* _Records shown_:
###

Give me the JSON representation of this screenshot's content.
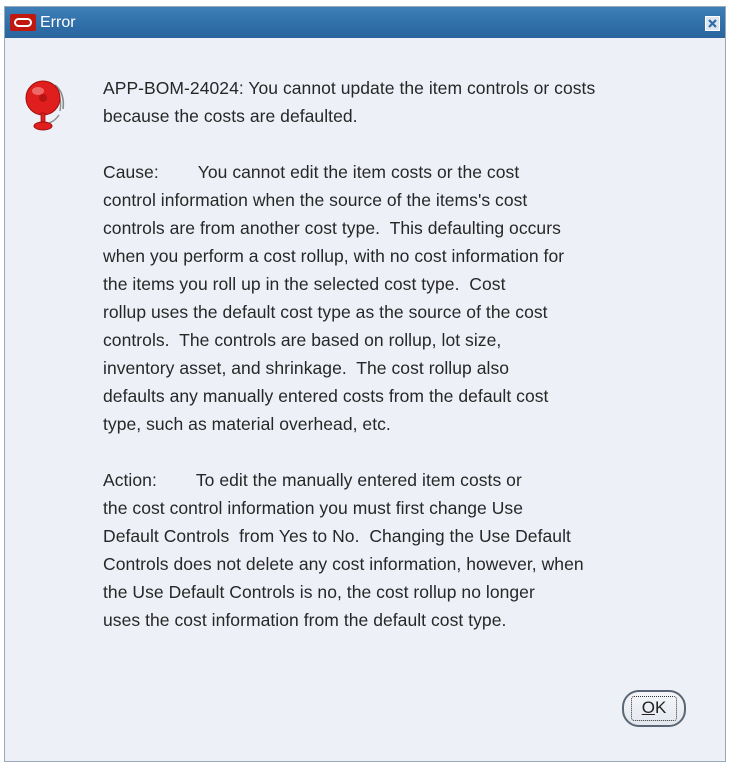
{
  "window": {
    "title": "Error"
  },
  "message": {
    "lines": [
      "APP-BOM-24024: You cannot update the item controls or costs",
      "because the costs are defaulted.",
      "",
      "Cause:        You cannot edit the item costs or the cost",
      "control information when the source of the items's cost",
      "controls are from another cost type.  This defaulting occurs",
      "when you perform a cost rollup, with no cost information for",
      "the items you roll up in the selected cost type.  Cost",
      "rollup uses the default cost type as the source of the cost",
      "controls.  The controls are based on rollup, lot size,",
      "inventory asset, and shrinkage.  The cost rollup also",
      "defaults any manually entered costs from the default cost",
      "type, such as material overhead, etc.",
      "",
      "Action:        To edit the manually entered item costs or",
      "the cost control information you must first change Use",
      "Default Controls  from Yes to No.  Changing the Use Default",
      "Controls does not delete any cost information, however, when",
      "the Use Default Controls is no, the cost rollup no longer",
      "uses the cost information from the default cost type."
    ]
  },
  "buttons": {
    "ok_mnemonic": "O",
    "ok_rest": "K"
  },
  "icons": {
    "title_logo": "oracle-logo-icon",
    "close": "close-icon",
    "message": "alarm-bell-icon"
  },
  "colors": {
    "titlebar": "#2f6ea8",
    "dialog_background": "#edf1f7",
    "logo_red": "#c0180e",
    "bell_red": "#e01e1e"
  }
}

###

* _To do_: Write down every line of the data above that includes the string "uses".

* _Task answer_:
      "rollup uses the default cost type as the source of the cost",
      "uses the cost information from the default cost type."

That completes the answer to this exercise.